Go over the entries below line by line, copying each one that contains the word "title".

[Dataset records on visual material]
+---+

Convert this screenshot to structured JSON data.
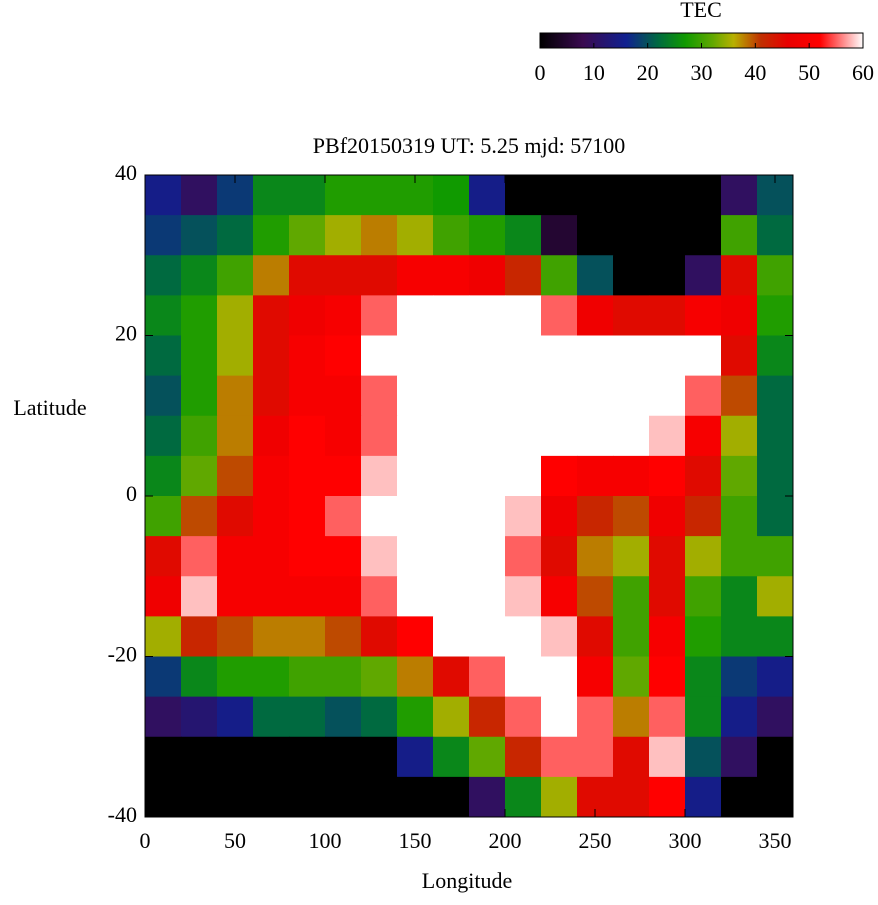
{
  "chart_data": {
    "type": "heatmap",
    "title": "PBf20150319  UT: 5.25  mjd: 57100",
    "xlabel": "Longitude",
    "ylabel": "Latitude",
    "xlim": [
      0,
      360
    ],
    "ylim": [
      -40,
      40
    ],
    "xticks": [
      0,
      50,
      100,
      150,
      200,
      250,
      300,
      350
    ],
    "yticks": [
      -40,
      -20,
      0,
      20,
      40
    ],
    "x": [
      10,
      30,
      50,
      70,
      90,
      110,
      130,
      150,
      170,
      190,
      210,
      230,
      250,
      270,
      290,
      310,
      330,
      350
    ],
    "y": [
      37.5,
      32.5,
      27.5,
      22.5,
      17.5,
      12.5,
      7.5,
      2.5,
      -2.5,
      -7.5,
      -12.5,
      -17.5,
      -22.5,
      -27.5,
      -32.5,
      -37.5
    ],
    "z": [
      [
        15,
        10,
        18,
        25,
        25,
        28,
        28,
        28,
        27,
        15,
        0,
        0,
        0,
        0,
        0,
        0,
        10,
        20
      ],
      [
        18,
        20,
        22,
        28,
        32,
        35,
        38,
        35,
        30,
        28,
        25,
        5,
        0,
        0,
        0,
        0,
        30,
        22
      ],
      [
        22,
        25,
        30,
        38,
        45,
        45,
        45,
        50,
        50,
        48,
        42,
        30,
        20,
        0,
        0,
        10,
        45,
        30
      ],
      [
        25,
        28,
        35,
        45,
        48,
        50,
        55,
        60,
        60,
        60,
        60,
        55,
        48,
        45,
        45,
        50,
        48,
        28
      ],
      [
        22,
        28,
        35,
        45,
        50,
        52,
        60,
        60,
        60,
        60,
        60,
        60,
        60,
        60,
        60,
        60,
        45,
        25
      ],
      [
        20,
        28,
        38,
        45,
        50,
        50,
        55,
        60,
        60,
        60,
        60,
        60,
        60,
        60,
        60,
        55,
        40,
        22
      ],
      [
        22,
        30,
        38,
        48,
        52,
        50,
        55,
        60,
        60,
        60,
        60,
        60,
        60,
        60,
        58,
        50,
        35,
        22
      ],
      [
        25,
        32,
        40,
        50,
        52,
        52,
        58,
        60,
        60,
        60,
        60,
        52,
        50,
        50,
        52,
        45,
        32,
        22
      ],
      [
        30,
        40,
        45,
        50,
        52,
        55,
        60,
        60,
        60,
        60,
        58,
        48,
        42,
        40,
        48,
        42,
        30,
        22
      ],
      [
        45,
        55,
        50,
        50,
        52,
        52,
        58,
        60,
        60,
        60,
        55,
        45,
        38,
        35,
        45,
        35,
        30,
        30
      ],
      [
        48,
        58,
        50,
        50,
        50,
        50,
        55,
        60,
        60,
        60,
        58,
        50,
        40,
        30,
        45,
        30,
        25,
        35
      ],
      [
        35,
        42,
        40,
        38,
        38,
        40,
        45,
        52,
        60,
        60,
        60,
        58,
        45,
        30,
        50,
        28,
        25,
        25
      ],
      [
        18,
        25,
        28,
        28,
        30,
        30,
        32,
        38,
        45,
        55,
        60,
        60,
        50,
        32,
        52,
        25,
        18,
        15
      ],
      [
        10,
        12,
        15,
        22,
        22,
        20,
        22,
        28,
        35,
        42,
        55,
        60,
        55,
        38,
        55,
        25,
        15,
        10
      ],
      [
        0,
        0,
        0,
        0,
        0,
        0,
        0,
        15,
        25,
        32,
        42,
        55,
        55,
        45,
        58,
        20,
        10,
        0
      ],
      [
        0,
        0,
        0,
        0,
        0,
        0,
        0,
        0,
        0,
        10,
        25,
        35,
        45,
        45,
        52,
        15,
        0,
        0
      ]
    ],
    "colorbar": {
      "label": "TEC",
      "lim": [
        0,
        60
      ],
      "ticks": [
        0,
        10,
        20,
        30,
        40,
        50,
        60
      ]
    },
    "colorscale": [
      [
        0,
        "#000000"
      ],
      [
        8,
        "#3a0a50"
      ],
      [
        16,
        "#102090"
      ],
      [
        22,
        "#006a40"
      ],
      [
        27,
        "#109a00"
      ],
      [
        32,
        "#60a800"
      ],
      [
        36,
        "#b8b000"
      ],
      [
        41,
        "#c03000"
      ],
      [
        46,
        "#e80000"
      ],
      [
        52,
        "#ff0000"
      ],
      [
        56,
        "#ff8080"
      ],
      [
        60,
        "#ffffff"
      ]
    ]
  }
}
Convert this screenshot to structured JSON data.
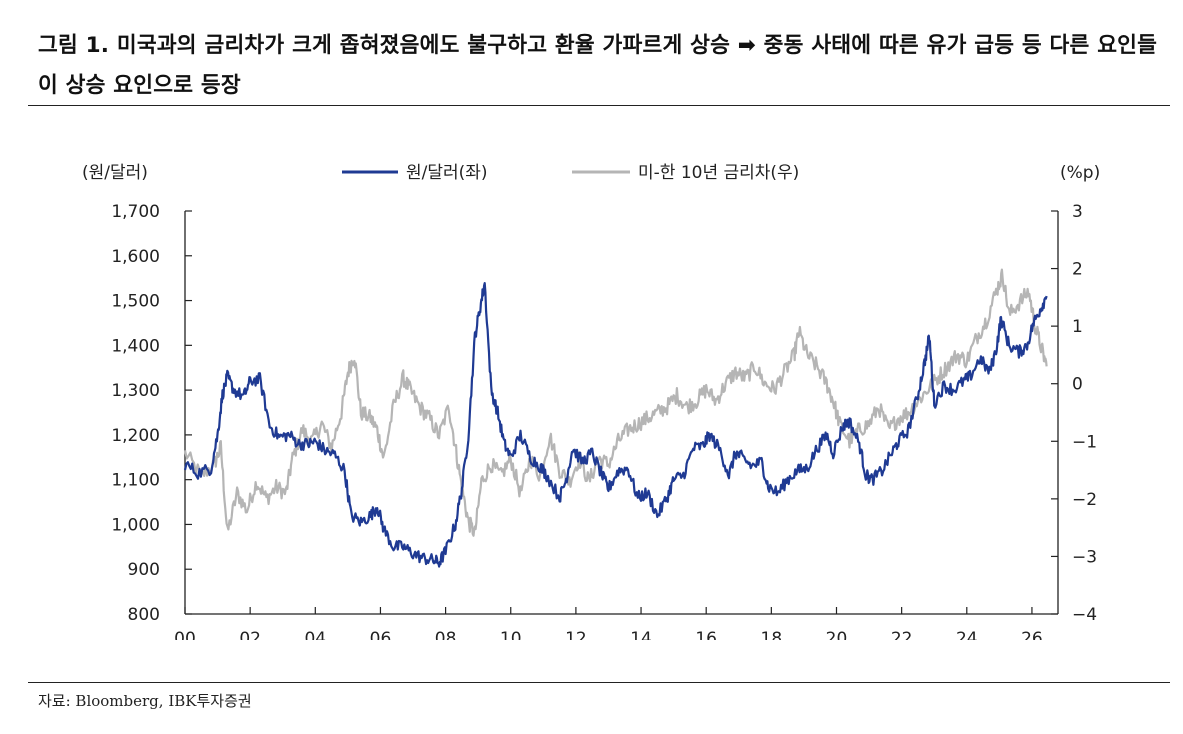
{
  "title": "그림 1.  미국과의 금리차가 크게 좁혀졌음에도 불구하고 환율 가파르게 상승 ➡ 중동 사태에 따른 유가 급등 등 다른 요인들이 상승 요인으로 등장",
  "source": "자료: Bloomberg, IBK투자증권",
  "colors": {
    "krw_usd": "#1f3a93",
    "spread": "#b5b5b5",
    "axis": "#222222"
  },
  "chart_data": {
    "type": "line",
    "left_unit": "(원/달러)",
    "right_unit": "(%p)",
    "x_ticks": [
      "00",
      "02",
      "04",
      "06",
      "08",
      "10",
      "12",
      "14",
      "16",
      "18",
      "20",
      "22",
      "24",
      "26"
    ],
    "x_range": [
      2000,
      2026.8
    ],
    "left_axis": {
      "range": [
        800,
        1700
      ],
      "ticks": [
        "800",
        "900",
        "1,000",
        "1,100",
        "1,200",
        "1,300",
        "1,400",
        "1,500",
        "1,600",
        "1,700"
      ]
    },
    "right_axis": {
      "range": [
        -4,
        3
      ],
      "ticks": [
        "-4",
        "-3",
        "-2",
        "-1",
        "0",
        "1",
        "2",
        "3"
      ]
    },
    "series": [
      {
        "name": "원/달러(좌)",
        "axis": "left",
        "points": [
          [
            2000.0,
            1135
          ],
          [
            2000.4,
            1115
          ],
          [
            2000.8,
            1125
          ],
          [
            2001.0,
            1200
          ],
          [
            2001.15,
            1290
          ],
          [
            2001.3,
            1330
          ],
          [
            2001.5,
            1300
          ],
          [
            2001.8,
            1285
          ],
          [
            2002.0,
            1320
          ],
          [
            2002.3,
            1325
          ],
          [
            2002.6,
            1220
          ],
          [
            2002.9,
            1195
          ],
          [
            2003.2,
            1200
          ],
          [
            2003.5,
            1180
          ],
          [
            2003.8,
            1180
          ],
          [
            2004.0,
            1185
          ],
          [
            2004.3,
            1165
          ],
          [
            2004.6,
            1155
          ],
          [
            2004.9,
            1120
          ],
          [
            2005.1,
            1020
          ],
          [
            2005.4,
            1005
          ],
          [
            2005.7,
            1020
          ],
          [
            2005.9,
            1040
          ],
          [
            2006.1,
            990
          ],
          [
            2006.4,
            950
          ],
          [
            2006.7,
            950
          ],
          [
            2007.0,
            935
          ],
          [
            2007.3,
            925
          ],
          [
            2007.6,
            920
          ],
          [
            2007.8,
            915
          ],
          [
            2008.0,
            940
          ],
          [
            2008.3,
            1000
          ],
          [
            2008.5,
            1080
          ],
          [
            2008.7,
            1200
          ],
          [
            2008.9,
            1420
          ],
          [
            2009.05,
            1480
          ],
          [
            2009.2,
            1540
          ],
          [
            2009.4,
            1300
          ],
          [
            2009.6,
            1250
          ],
          [
            2009.8,
            1180
          ],
          [
            2010.0,
            1150
          ],
          [
            2010.3,
            1200
          ],
          [
            2010.6,
            1150
          ],
          [
            2010.9,
            1130
          ],
          [
            2011.1,
            1110
          ],
          [
            2011.5,
            1060
          ],
          [
            2011.7,
            1100
          ],
          [
            2011.9,
            1170
          ],
          [
            2012.2,
            1140
          ],
          [
            2012.5,
            1160
          ],
          [
            2012.8,
            1110
          ],
          [
            2013.0,
            1080
          ],
          [
            2013.3,
            1120
          ],
          [
            2013.6,
            1125
          ],
          [
            2013.9,
            1060
          ],
          [
            2014.2,
            1070
          ],
          [
            2014.5,
            1020
          ],
          [
            2014.8,
            1060
          ],
          [
            2015.0,
            1100
          ],
          [
            2015.3,
            1110
          ],
          [
            2015.6,
            1170
          ],
          [
            2015.9,
            1175
          ],
          [
            2016.1,
            1200
          ],
          [
            2016.4,
            1170
          ],
          [
            2016.7,
            1110
          ],
          [
            2016.9,
            1160
          ],
          [
            2017.1,
            1150
          ],
          [
            2017.4,
            1130
          ],
          [
            2017.7,
            1140
          ],
          [
            2017.9,
            1085
          ],
          [
            2018.2,
            1070
          ],
          [
            2018.5,
            1100
          ],
          [
            2018.8,
            1120
          ],
          [
            2019.1,
            1125
          ],
          [
            2019.4,
            1170
          ],
          [
            2019.7,
            1200
          ],
          [
            2019.9,
            1160
          ],
          [
            2020.2,
            1220
          ],
          [
            2020.4,
            1230
          ],
          [
            2020.7,
            1180
          ],
          [
            2020.9,
            1110
          ],
          [
            2021.1,
            1100
          ],
          [
            2021.4,
            1120
          ],
          [
            2021.7,
            1160
          ],
          [
            2021.9,
            1185
          ],
          [
            2022.2,
            1210
          ],
          [
            2022.5,
            1290
          ],
          [
            2022.7,
            1360
          ],
          [
            2022.85,
            1420
          ],
          [
            2023.0,
            1270
          ],
          [
            2023.3,
            1310
          ],
          [
            2023.6,
            1300
          ],
          [
            2023.9,
            1320
          ],
          [
            2024.1,
            1330
          ],
          [
            2024.4,
            1370
          ],
          [
            2024.7,
            1340
          ],
          [
            2024.9,
            1390
          ],
          [
            2025.05,
            1460
          ],
          [
            2025.3,
            1400
          ],
          [
            2025.6,
            1385
          ],
          [
            2025.85,
            1400
          ],
          [
            2026.05,
            1450
          ],
          [
            2026.25,
            1480
          ],
          [
            2026.45,
            1510
          ]
        ]
      },
      {
        "name": "미-한 10년 금리차(우)",
        "axis": "right",
        "points": [
          [
            2000.0,
            -1.2
          ],
          [
            2000.5,
            -1.6
          ],
          [
            2000.9,
            -1.4
          ],
          [
            2001.1,
            -1.1
          ],
          [
            2001.3,
            -2.6
          ],
          [
            2001.6,
            -1.9
          ],
          [
            2001.9,
            -2.2
          ],
          [
            2002.2,
            -1.7
          ],
          [
            2002.5,
            -2.0
          ],
          [
            2002.8,
            -1.8
          ],
          [
            2003.1,
            -1.9
          ],
          [
            2003.3,
            -1.3
          ],
          [
            2003.6,
            -0.8
          ],
          [
            2003.9,
            -1.0
          ],
          [
            2004.2,
            -0.7
          ],
          [
            2004.5,
            -1.1
          ],
          [
            2004.8,
            -0.5
          ],
          [
            2005.0,
            0.2
          ],
          [
            2005.2,
            0.5
          ],
          [
            2005.4,
            -0.5
          ],
          [
            2005.7,
            -0.6
          ],
          [
            2005.9,
            -0.8
          ],
          [
            2006.1,
            -1.3
          ],
          [
            2006.4,
            -0.4
          ],
          [
            2006.7,
            0.1
          ],
          [
            2006.9,
            -0.1
          ],
          [
            2007.2,
            -0.4
          ],
          [
            2007.5,
            -0.6
          ],
          [
            2007.8,
            -0.9
          ],
          [
            2008.1,
            -0.4
          ],
          [
            2008.3,
            -1.1
          ],
          [
            2008.5,
            -1.8
          ],
          [
            2008.7,
            -2.4
          ],
          [
            2008.9,
            -2.6
          ],
          [
            2009.1,
            -1.7
          ],
          [
            2009.4,
            -1.4
          ],
          [
            2009.7,
            -1.6
          ],
          [
            2010.0,
            -1.3
          ],
          [
            2010.3,
            -1.9
          ],
          [
            2010.6,
            -1.3
          ],
          [
            2010.9,
            -1.6
          ],
          [
            2011.2,
            -0.9
          ],
          [
            2011.5,
            -1.5
          ],
          [
            2011.8,
            -1.7
          ],
          [
            2012.1,
            -1.3
          ],
          [
            2012.4,
            -1.7
          ],
          [
            2012.7,
            -1.3
          ],
          [
            2013.0,
            -1.4
          ],
          [
            2013.3,
            -1.0
          ],
          [
            2013.6,
            -0.8
          ],
          [
            2013.9,
            -0.7
          ],
          [
            2014.2,
            -0.6
          ],
          [
            2014.5,
            -0.5
          ],
          [
            2014.8,
            -0.4
          ],
          [
            2015.1,
            -0.2
          ],
          [
            2015.4,
            -0.4
          ],
          [
            2015.7,
            -0.3
          ],
          [
            2016.0,
            -0.1
          ],
          [
            2016.3,
            -0.3
          ],
          [
            2016.6,
            0.0
          ],
          [
            2016.9,
            0.2
          ],
          [
            2017.2,
            0.1
          ],
          [
            2017.5,
            0.3
          ],
          [
            2017.8,
            0.0
          ],
          [
            2018.1,
            -0.1
          ],
          [
            2018.4,
            0.2
          ],
          [
            2018.7,
            0.5
          ],
          [
            2018.85,
            0.9
          ],
          [
            2019.1,
            0.5
          ],
          [
            2019.4,
            0.3
          ],
          [
            2019.7,
            0.0
          ],
          [
            2019.9,
            -0.3
          ],
          [
            2020.1,
            -0.7
          ],
          [
            2020.4,
            -1.0
          ],
          [
            2020.7,
            -0.8
          ],
          [
            2021.0,
            -0.7
          ],
          [
            2021.3,
            -0.4
          ],
          [
            2021.6,
            -0.8
          ],
          [
            2021.9,
            -0.6
          ],
          [
            2022.2,
            -0.5
          ],
          [
            2022.5,
            -0.3
          ],
          [
            2022.8,
            -0.1
          ],
          [
            2023.1,
            0.1
          ],
          [
            2023.4,
            0.3
          ],
          [
            2023.7,
            0.5
          ],
          [
            2024.0,
            0.4
          ],
          [
            2024.3,
            0.8
          ],
          [
            2024.6,
            1.1
          ],
          [
            2024.9,
            1.6
          ],
          [
            2025.1,
            1.9
          ],
          [
            2025.3,
            1.2
          ],
          [
            2025.6,
            1.4
          ],
          [
            2025.9,
            1.6
          ],
          [
            2026.1,
            1.0
          ],
          [
            2026.3,
            0.6
          ],
          [
            2026.45,
            0.3
          ]
        ]
      }
    ]
  }
}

+---+

_TASK SOLUTION_
    "title": "PBf20150319  UT: 5.25  mjd: 57100",
  "title": "그림 1.  미국과의 금리차가 크게 좁혀졌음에도 불구하고 환율 가파르게 상승 ➡ 중동 사태에 따른 유가 급등 등 다른 요인들이 상승 요인으로 등장",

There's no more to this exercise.